INFORMATION GIVEN:
* begin *
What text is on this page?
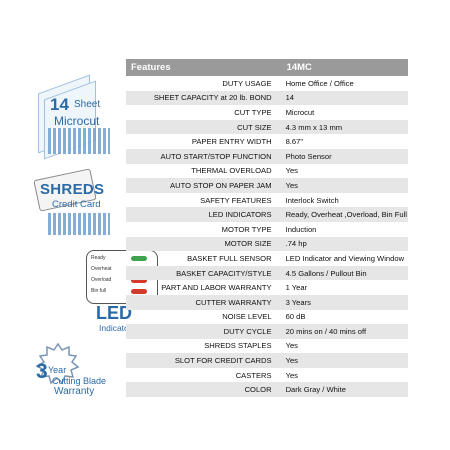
14 Sheet
Microcut
SHREDS
Credit Card
Ready
Overheat
Overload
Bin full
LED
Indicators
3 Year
Cutting Blade
Warranty
Features	14MC
DUTY USAGE	Home Office / Office
SHEET CAPACITY at 20 lb. BOND	14
CUT TYPE	Microcut
CUT SIZE	4.3 mm x 13 mm
PAPER ENTRY WIDTH	8.67"
AUTO START/STOP FUNCTION	Photo Sensor
THERMAL OVERLOAD	Yes
AUTO STOP ON PAPER JAM	Yes
SAFETY FEATURES	Interlock Switch
LED INDICATORS	Ready, Overheat ,Overload, Bin Full
MOTOR TYPE	Induction
MOTOR SIZE	.74 hp
BASKET FULL SENSOR	LED Indicator and Viewing Window
BASKET CAPACITY/STYLE	4.5 Gallons / Pullout Bin
PART AND LABOR WARRANTY	1 Year
CUTTER WARRANTY	3 Years
NOISE LEVEL	60 dB
DUTY CYCLE	20 mins on / 40 mins off
SHREDS STAPLES	Yes
SLOT FOR CREDIT CARDS	Yes
CASTERS	Yes
COLOR	Dark Gray / White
* end *
TASK:
Every line in the data that holds "AUTO" should be copied out.

EXERCISE RESULT:
AUTO START/STOP FUNCTION	Photo Sensor
AUTO STOP ON PAPER JAM	Yes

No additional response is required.